* Task input *
▬▬▬▬▬▬▬▬▬▬

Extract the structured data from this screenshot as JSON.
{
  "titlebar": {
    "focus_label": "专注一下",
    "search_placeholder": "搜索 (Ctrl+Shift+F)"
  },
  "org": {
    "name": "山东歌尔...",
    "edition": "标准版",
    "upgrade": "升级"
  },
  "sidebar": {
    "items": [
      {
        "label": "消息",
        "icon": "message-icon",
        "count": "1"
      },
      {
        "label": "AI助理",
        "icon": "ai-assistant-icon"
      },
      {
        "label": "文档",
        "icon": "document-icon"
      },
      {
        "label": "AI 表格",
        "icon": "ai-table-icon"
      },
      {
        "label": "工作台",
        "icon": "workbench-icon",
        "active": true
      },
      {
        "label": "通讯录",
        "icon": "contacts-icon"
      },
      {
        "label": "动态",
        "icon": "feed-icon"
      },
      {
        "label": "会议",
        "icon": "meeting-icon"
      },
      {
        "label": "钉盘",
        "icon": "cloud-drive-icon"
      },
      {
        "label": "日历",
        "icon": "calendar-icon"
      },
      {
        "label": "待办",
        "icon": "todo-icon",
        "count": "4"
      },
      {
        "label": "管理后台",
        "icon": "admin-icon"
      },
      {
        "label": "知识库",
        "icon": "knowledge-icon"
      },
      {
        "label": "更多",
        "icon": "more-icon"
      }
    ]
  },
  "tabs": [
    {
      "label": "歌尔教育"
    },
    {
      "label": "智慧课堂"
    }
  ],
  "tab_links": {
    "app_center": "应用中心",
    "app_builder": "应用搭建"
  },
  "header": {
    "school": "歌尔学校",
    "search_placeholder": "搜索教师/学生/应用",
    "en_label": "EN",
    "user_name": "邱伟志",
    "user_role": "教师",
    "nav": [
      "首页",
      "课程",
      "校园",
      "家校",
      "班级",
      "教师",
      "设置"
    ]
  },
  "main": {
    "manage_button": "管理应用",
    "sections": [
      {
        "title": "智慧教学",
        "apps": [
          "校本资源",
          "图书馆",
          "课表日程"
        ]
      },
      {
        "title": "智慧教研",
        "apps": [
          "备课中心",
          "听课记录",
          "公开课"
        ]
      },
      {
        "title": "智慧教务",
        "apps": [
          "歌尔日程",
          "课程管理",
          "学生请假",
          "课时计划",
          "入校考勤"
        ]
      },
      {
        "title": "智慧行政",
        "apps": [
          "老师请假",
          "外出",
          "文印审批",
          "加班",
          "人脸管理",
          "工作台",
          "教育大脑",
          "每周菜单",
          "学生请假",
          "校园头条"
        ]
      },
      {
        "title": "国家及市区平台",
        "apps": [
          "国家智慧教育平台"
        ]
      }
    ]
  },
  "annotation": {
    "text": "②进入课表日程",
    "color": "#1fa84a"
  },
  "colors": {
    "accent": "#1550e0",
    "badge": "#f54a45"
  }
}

▬▬▬▬▬▬▬▬▬▬

Output the full listing exactly as it stands.

Extract the structured data from this screenshot as JSON.
{
  "titlebar": {
    "focus_label": "专注一下",
    "search_placeholder": "搜索 (Ctrl+Shift+F)"
  },
  "org": {
    "name": "山东歌尔...",
    "edition": "标准版",
    "upgrade": "升级"
  },
  "sidebar": {
    "items": [
      {
        "label": "消息",
        "icon": "message-icon",
        "count": "1"
      },
      {
        "label": "AI助理",
        "icon": "ai-assistant-icon"
      },
      {
        "label": "文档",
        "icon": "document-icon"
      },
      {
        "label": "AI 表格",
        "icon": "ai-table-icon"
      },
      {
        "label": "工作台",
        "icon": "workbench-icon",
        "active": true
      },
      {
        "label": "通讯录",
        "icon": "contacts-icon"
      },
      {
        "label": "动态",
        "icon": "feed-icon"
      },
      {
        "label": "会议",
        "icon": "meeting-icon"
      },
      {
        "label": "钉盘",
        "icon": "cloud-drive-icon"
      },
      {
        "label": "日历",
        "icon": "calendar-icon"
      },
      {
        "label": "待办",
        "icon": "todo-icon",
        "count": "4"
      },
      {
        "label": "管理后台",
        "icon": "admin-icon"
      },
      {
        "label": "知识库",
        "icon": "knowledge-icon"
      },
      {
        "label": "更多",
        "icon": "more-icon"
      }
    ]
  },
  "tabs": [
    {
      "label": "歌尔教育"
    },
    {
      "label": "智慧课堂"
    }
  ],
  "tab_links": {
    "app_center": "应用中心",
    "app_builder": "应用搭建"
  },
  "header": {
    "school": "歌尔学校",
    "search_placeholder": "搜索教师/学生/应用",
    "en_label": "EN",
    "user_name": "邱伟志",
    "user_role": "教师",
    "nav": [
      "首页",
      "课程",
      "校园",
      "家校",
      "班级",
      "教师",
      "设置"
    ]
  },
  "main": {
    "manage_button": "管理应用",
    "sections": [
      {
        "title": "智慧教学",
        "apps": [
          "校本资源",
          "图书馆",
          "课表日程"
        ]
      },
      {
        "title": "智慧教研",
        "apps": [
          "备课中心",
          "听课记录",
          "公开课"
        ]
      },
      {
        "title": "智慧教务",
        "apps": [
          "歌尔日程",
          "课程管理",
          "学生请假",
          "课时计划",
          "入校考勤"
        ]
      },
      {
        "title": "智慧行政",
        "apps": [
          "老师请假",
          "外出",
          "文印审批",
          "加班",
          "人脸管理",
          "工作台",
          "教育大脑",
          "每周菜单",
          "学生请假",
          "校园头条"
        ]
      },
      {
        "title": "国家及市区平台",
        "apps": [
          "国家智慧教育平台"
        ]
      }
    ]
  },
  "annotation": {
    "text": "②进入课表日程",
    "color": "#1fa84a"
  },
  "colors": {
    "accent": "#1550e0",
    "badge": "#f54a45"
  }
}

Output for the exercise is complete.